Requirements: Repeat the material below exactly, with no pictures.

Records for processing:
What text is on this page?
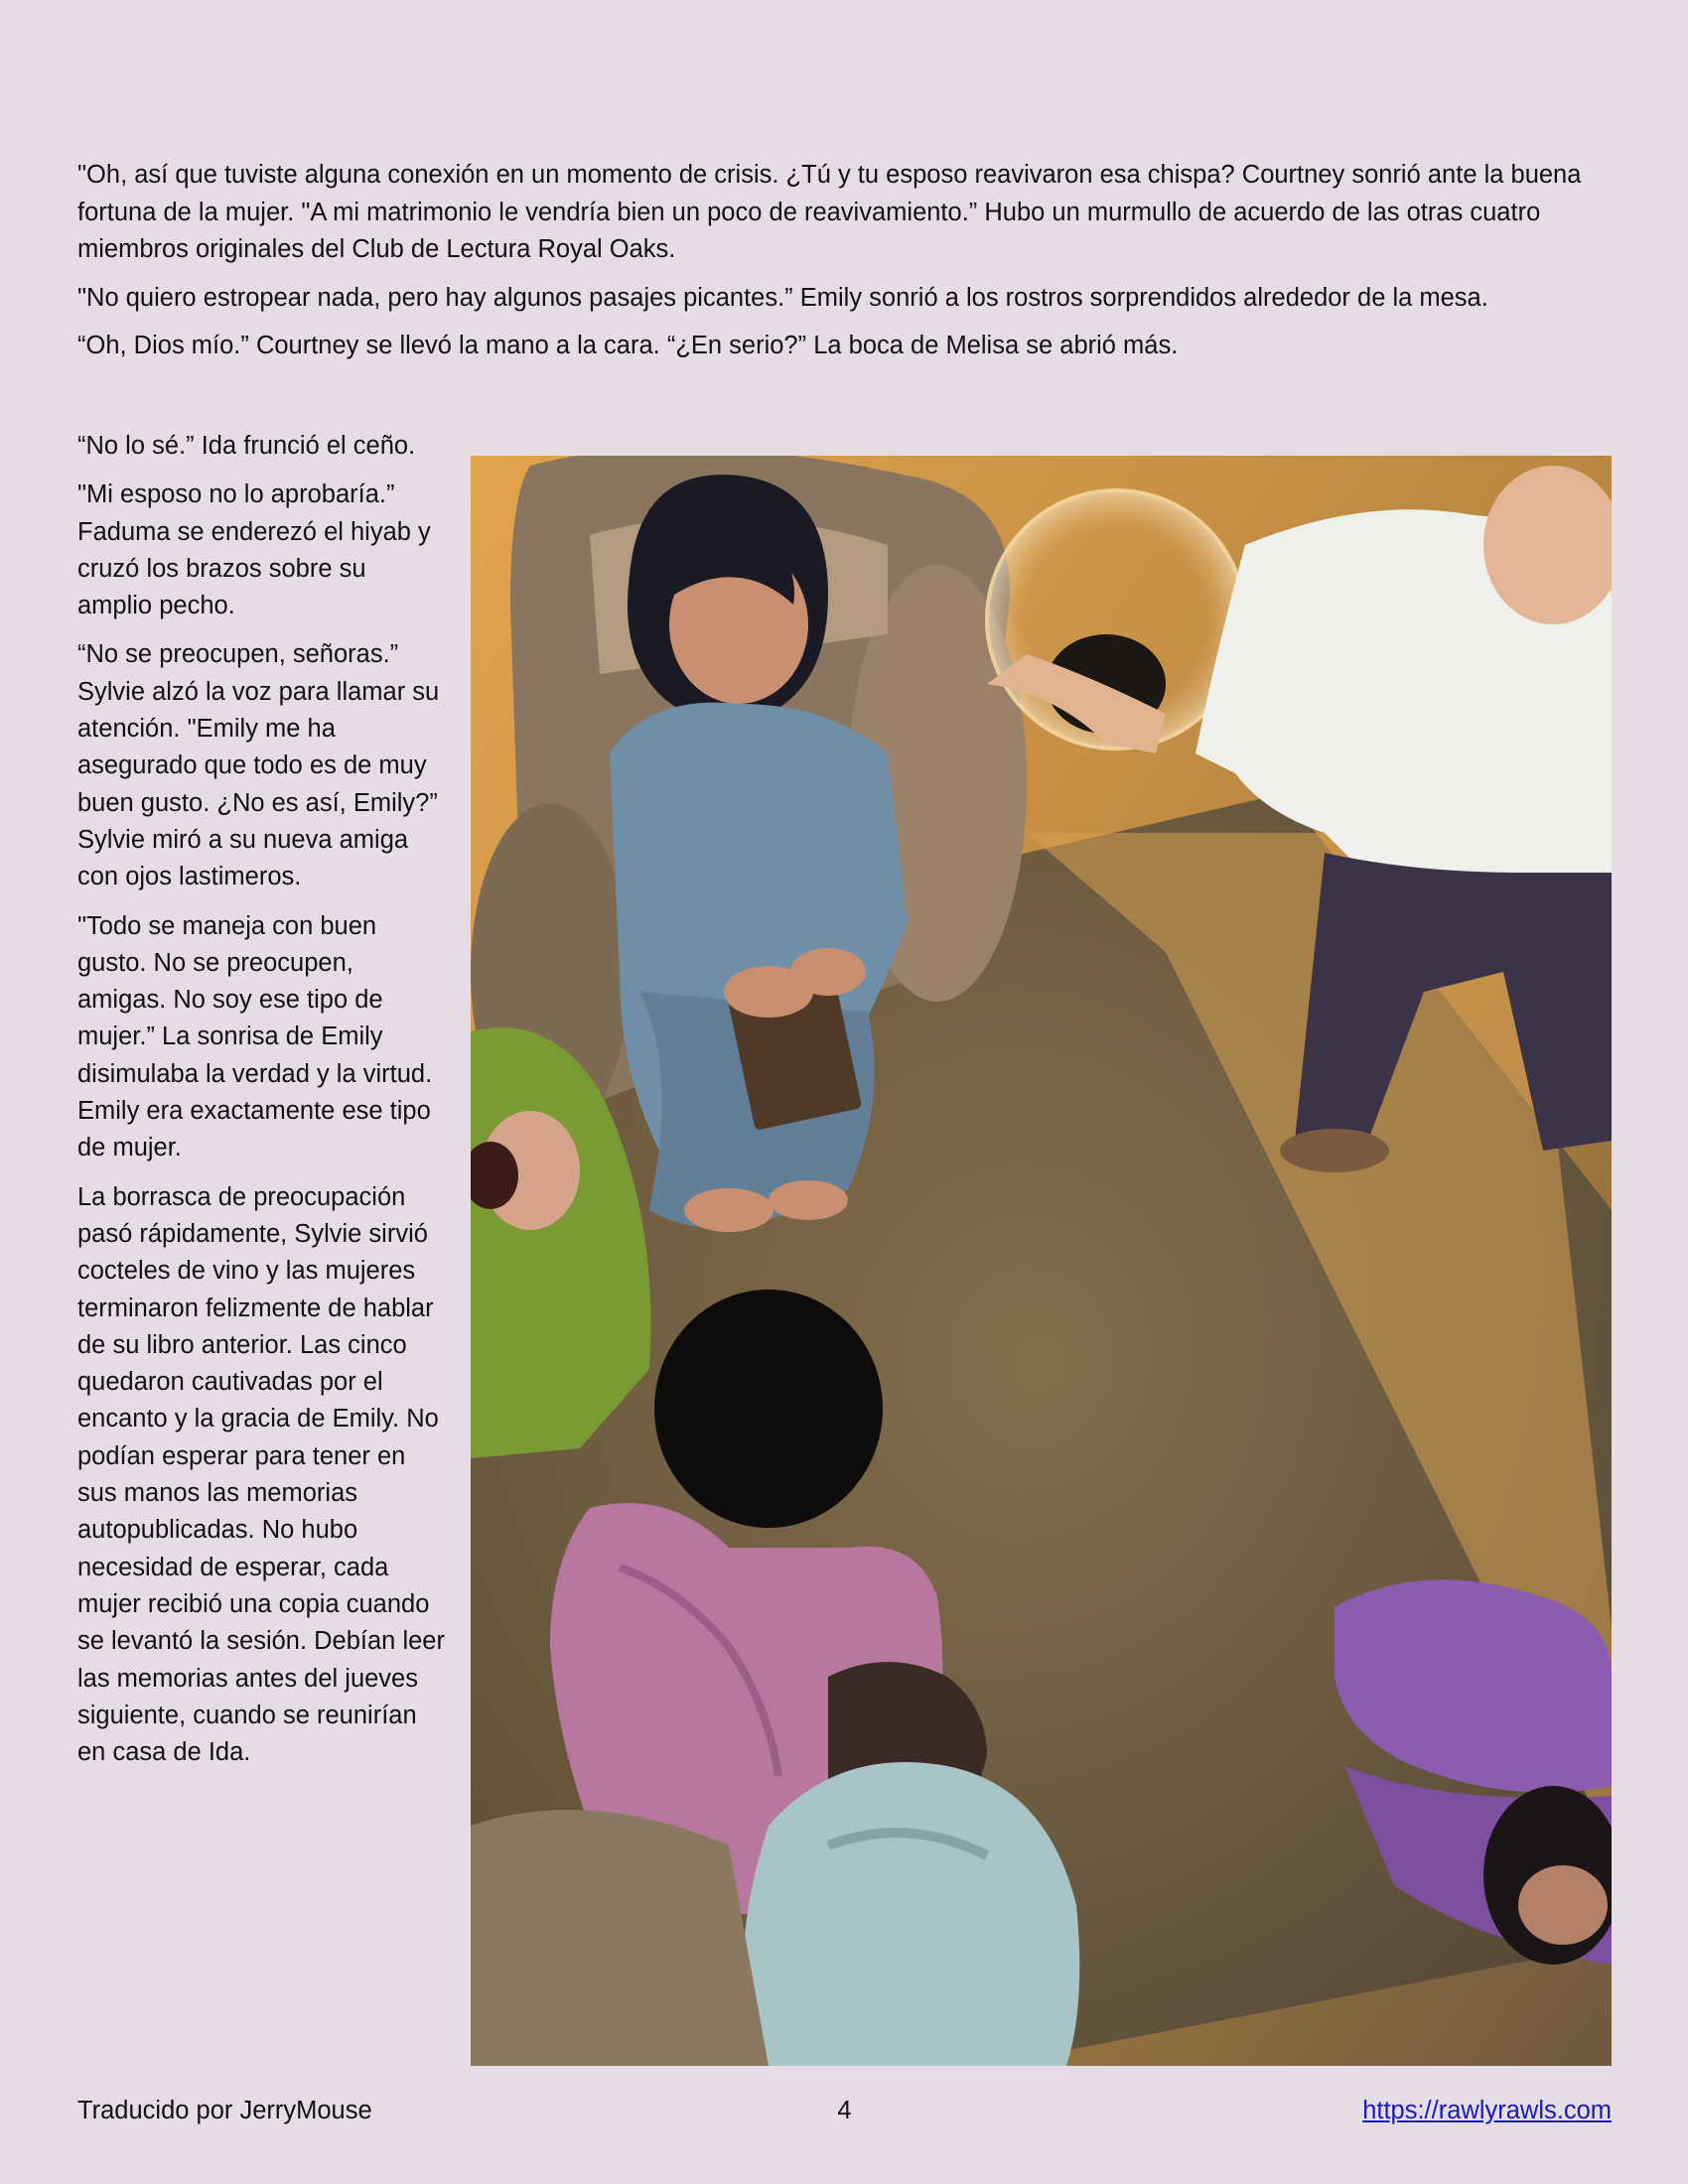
"Oh, así que tuviste alguna conexión en un momento de crisis. ¿Tú y tu esposo reavivaron esa chispa? Courtney sonrió ante la buena fortuna de la mujer. "A mi matrimonio le vendría bien un poco de reavivamiento.” Hubo un murmullo de acuerdo de las otras cuatro miembros originales del Club de Lectura Royal Oaks.

"No quiero estropear nada, pero hay algunos pasajes picantes.” Emily sonrió a los rostros sorprendidos alrededor de la mesa.

“Oh, Dios mío.” Courtney se llevó la mano a la cara. “¿En serio?” La boca de Melisa se abrió más.

“No lo sé.” Ida frunció el ceño.

"Mi esposo no lo aprobaría.” Faduma se enderezó el hiyab y cruzó los brazos sobre su amplio pecho.

“No se preocupen, señoras.” Sylvie alzó la voz para llamar su atención. "Emily me ha asegurado que todo es de muy buen gusto. ¿No es así, Emily?” Sylvie miró a su nueva amiga con ojos lastimeros.

"Todo se maneja con buen gusto. No se preocupen, amigas. No soy ese tipo de mujer.” La sonrisa de Emily disimulaba la verdad y la virtud. Emily era exactamente ese tipo de mujer.

La borrasca de preocupación pasó rápidamente, Sylvie sirvió cocteles de vino y las mujeres terminaron felizmente de hablar de su libro anterior. Las cinco quedaron cautivadas por el encanto y la gracia de Emily. No podían esperar para tener en sus manos las memorias autopublicadas. No hubo necesidad de esperar, cada mujer recibió una copia cuando se levantó la sesión. Debían leer las memorias antes del jueves siguiente, cuando se reunirían en casa de Ida.

Traducido por JerryMouse	4	https://rawlyrawls.com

Result of this exercise:
What text is on this page?
"Oh, así que tuviste alguna conexión en un momento de crisis. ¿Tú y tu esposo reavivaron esa chispa? Courtney sonrió ante la buena fortuna de la mujer. "A mi matrimonio le vendría bien un poco de reavivamiento.” Hubo un murmullo de acuerdo de las otras cuatro miembros originales del Club de Lectura Royal Oaks.

"No quiero estropear nada, pero hay algunos pasajes picantes.” Emily sonrió a los rostros sorprendidos alrededor de la mesa.

“Oh, Dios mío.” Courtney se llevó la mano a la cara. “¿En serio?” La boca de Melisa se abrió más.

“No lo sé.” Ida frunció el ceño.

"Mi esposo no lo aprobaría.” Faduma se enderezó el hiyab y cruzó los brazos sobre su amplio pecho.

“No se preocupen, señoras.” Sylvie alzó la voz para llamar su atención. "Emily me ha asegurado que todo es de muy buen gusto. ¿No es así, Emily?” Sylvie miró a su nueva amiga con ojos lastimeros.

"Todo se maneja con buen gusto. No se preocupen, amigas. No soy ese tipo de mujer.” La sonrisa de Emily disimulaba la verdad y la virtud. Emily era exactamente ese tipo de mujer.

La borrasca de preocupación pasó rápidamente, Sylvie sirvió cocteles de vino y las mujeres terminaron felizmente de hablar de su libro anterior. Las cinco quedaron cautivadas por el encanto y la gracia de Emily. No podían esperar para tener en sus manos las memorias autopublicadas. No hubo necesidad de esperar, cada mujer recibió una copia cuando se levantó la sesión. Debían leer las memorias antes del jueves siguiente, cuando se reunirían en casa de Ida.

Traducido por JerryMouse	4	https://rawlyrawls.com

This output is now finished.